**Aim:**
Transcribe each record exactly. Include every one.
- - - - -
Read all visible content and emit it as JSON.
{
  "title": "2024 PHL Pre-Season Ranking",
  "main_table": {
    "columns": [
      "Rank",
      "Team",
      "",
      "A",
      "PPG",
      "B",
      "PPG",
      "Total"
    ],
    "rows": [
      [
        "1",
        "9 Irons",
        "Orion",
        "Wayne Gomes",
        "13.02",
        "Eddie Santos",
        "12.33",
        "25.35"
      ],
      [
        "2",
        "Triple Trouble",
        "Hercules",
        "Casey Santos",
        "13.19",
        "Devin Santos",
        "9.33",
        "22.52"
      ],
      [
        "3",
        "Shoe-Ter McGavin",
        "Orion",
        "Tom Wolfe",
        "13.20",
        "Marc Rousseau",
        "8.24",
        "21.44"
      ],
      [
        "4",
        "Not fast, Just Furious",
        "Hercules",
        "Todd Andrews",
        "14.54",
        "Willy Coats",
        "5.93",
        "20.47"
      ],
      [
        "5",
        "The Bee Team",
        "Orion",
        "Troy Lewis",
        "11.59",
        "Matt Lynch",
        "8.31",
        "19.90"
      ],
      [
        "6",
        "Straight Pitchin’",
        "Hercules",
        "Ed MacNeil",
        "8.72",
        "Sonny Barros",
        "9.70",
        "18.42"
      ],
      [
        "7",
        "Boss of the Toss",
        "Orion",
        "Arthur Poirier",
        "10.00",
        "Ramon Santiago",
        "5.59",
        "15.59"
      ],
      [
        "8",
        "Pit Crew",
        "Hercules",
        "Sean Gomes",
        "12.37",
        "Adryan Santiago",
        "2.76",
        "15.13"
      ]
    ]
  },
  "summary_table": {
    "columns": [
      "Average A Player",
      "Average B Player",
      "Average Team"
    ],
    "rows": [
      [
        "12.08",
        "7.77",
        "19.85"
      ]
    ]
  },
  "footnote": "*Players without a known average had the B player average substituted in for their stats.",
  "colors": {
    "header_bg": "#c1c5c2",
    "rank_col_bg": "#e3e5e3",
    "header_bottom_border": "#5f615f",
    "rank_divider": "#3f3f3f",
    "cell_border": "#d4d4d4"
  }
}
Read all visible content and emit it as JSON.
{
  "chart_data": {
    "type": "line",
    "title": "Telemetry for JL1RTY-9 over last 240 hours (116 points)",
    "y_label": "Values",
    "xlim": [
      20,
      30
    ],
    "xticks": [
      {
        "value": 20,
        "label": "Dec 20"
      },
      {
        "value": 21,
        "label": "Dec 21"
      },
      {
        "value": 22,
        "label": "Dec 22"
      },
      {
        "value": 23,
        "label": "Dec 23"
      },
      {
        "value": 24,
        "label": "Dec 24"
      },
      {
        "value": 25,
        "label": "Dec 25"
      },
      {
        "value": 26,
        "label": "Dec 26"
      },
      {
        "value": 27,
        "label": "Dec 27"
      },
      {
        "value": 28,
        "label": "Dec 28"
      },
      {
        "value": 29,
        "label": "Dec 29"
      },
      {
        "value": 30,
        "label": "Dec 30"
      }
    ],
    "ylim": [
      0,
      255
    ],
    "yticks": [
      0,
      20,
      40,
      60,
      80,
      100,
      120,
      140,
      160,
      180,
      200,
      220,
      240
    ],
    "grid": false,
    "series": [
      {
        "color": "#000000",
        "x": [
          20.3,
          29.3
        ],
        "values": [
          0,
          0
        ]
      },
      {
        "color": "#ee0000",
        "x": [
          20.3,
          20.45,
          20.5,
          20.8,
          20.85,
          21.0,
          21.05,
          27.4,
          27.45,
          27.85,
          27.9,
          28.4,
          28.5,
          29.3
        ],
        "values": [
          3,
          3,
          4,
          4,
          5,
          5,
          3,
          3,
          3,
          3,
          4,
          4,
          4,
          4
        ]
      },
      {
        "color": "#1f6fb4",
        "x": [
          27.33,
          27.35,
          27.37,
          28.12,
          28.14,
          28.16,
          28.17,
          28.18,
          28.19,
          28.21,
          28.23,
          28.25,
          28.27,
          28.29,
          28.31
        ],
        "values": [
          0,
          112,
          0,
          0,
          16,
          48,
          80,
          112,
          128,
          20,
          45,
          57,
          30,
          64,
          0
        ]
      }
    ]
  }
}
- - - - -
**Result of the exercise:**
Read all visible content and emit it as JSON.
{
  "title": "2024 PHL Pre-Season Ranking",
  "main_table": {
    "columns": [
      "Rank",
      "Team",
      "",
      "A",
      "PPG",
      "B",
      "PPG",
      "Total"
    ],
    "rows": [
      [
        "1",
        "9 Irons",
        "Orion",
        "Wayne Gomes",
        "13.02",
        "Eddie Santos",
        "12.33",
        "25.35"
      ],
      [
        "2",
        "Triple Trouble",
        "Hercules",
        "Casey Santos",
        "13.19",
        "Devin Santos",
        "9.33",
        "22.52"
      ],
      [
        "3",
        "Shoe-Ter McGavin",
        "Orion",
        "Tom Wolfe",
        "13.20",
        "Marc Rousseau",
        "8.24",
        "21.44"
      ],
      [
        "4",
        "Not fast, Just Furious",
        "Hercules",
        "Todd Andrews",
        "14.54",
        "Willy Coats",
        "5.93",
        "20.47"
      ],
      [
        "5",
        "The Bee Team",
        "Orion",
        "Troy Lewis",
        "11.59",
        "Matt Lynch",
        "8.31",
        "19.90"
      ],
      [
        "6",
        "Straight Pitchin’",
        "Hercules",
        "Ed MacNeil",
        "8.72",
        "Sonny Barros",
        "9.70",
        "18.42"
      ],
      [
        "7",
        "Boss of the Toss",
        "Orion",
        "Arthur Poirier",
        "10.00",
        "Ramon Santiago",
        "5.59",
        "15.59"
      ],
      [
        "8",
        "Pit Crew",
        "Hercules",
        "Sean Gomes",
        "12.37",
        "Adryan Santiago",
        "2.76",
        "15.13"
      ]
    ]
  },
  "summary_table": {
    "columns": [
      "Average A Player",
      "Average B Player",
      "Average Team"
    ],
    "rows": [
      [
        "12.08",
        "7.77",
        "19.85"
      ]
    ]
  },
  "footnote": "*Players without a known average had the B player average substituted in for their stats.",
  "colors": {
    "header_bg": "#c1c5c2",
    "rank_col_bg": "#e3e5e3",
    "header_bottom_border": "#5f615f",
    "rank_divider": "#3f3f3f",
    "cell_border": "#d4d4d4"
  }
}
Read all visible content and emit it as JSON.
{
  "chart_data": {
    "type": "line",
    "title": "Telemetry for JL1RTY-9 over last 240 hours (116 points)",
    "y_label": "Values",
    "xlim": [
      20,
      30
    ],
    "xticks": [
      {
        "value": 20,
        "label": "Dec 20"
      },
      {
        "value": 21,
        "label": "Dec 21"
      },
      {
        "value": 22,
        "label": "Dec 22"
      },
      {
        "value": 23,
        "label": "Dec 23"
      },
      {
        "value": 24,
        "label": "Dec 24"
      },
      {
        "value": 25,
        "label": "Dec 25"
      },
      {
        "value": 26,
        "label": "Dec 26"
      },
      {
        "value": 27,
        "label": "Dec 27"
      },
      {
        "value": 28,
        "label": "Dec 28"
      },
      {
        "value": 29,
        "label": "Dec 29"
      },
      {
        "value": 30,
        "label": "Dec 30"
      }
    ],
    "ylim": [
      0,
      255
    ],
    "yticks": [
      0,
      20,
      40,
      60,
      80,
      100,
      120,
      140,
      160,
      180,
      200,
      220,
      240
    ],
    "grid": false,
    "series": [
      {
        "color": "#000000",
        "x": [
          20.3,
          29.3
        ],
        "values": [
          0,
          0
        ]
      },
      {
        "color": "#ee0000",
        "x": [
          20.3,
          20.45,
          20.5,
          20.8,
          20.85,
          21.0,
          21.05,
          27.4,
          27.45,
          27.85,
          27.9,
          28.4,
          28.5,
          29.3
        ],
        "values": [
          3,
          3,
          4,
          4,
          5,
          5,
          3,
          3,
          3,
          3,
          4,
          4,
          4,
          4
        ]
      },
      {
        "color": "#1f6fb4",
        "x": [
          27.33,
          27.35,
          27.37,
          28.12,
          28.14,
          28.16,
          28.17,
          28.18,
          28.19,
          28.21,
          28.23,
          28.25,
          28.27,
          28.29,
          28.31
        ],
        "values": [
          0,
          112,
          0,
          0,
          16,
          48,
          80,
          112,
          128,
          20,
          45,
          57,
          30,
          64,
          0
        ]
      }
    ]
  }
}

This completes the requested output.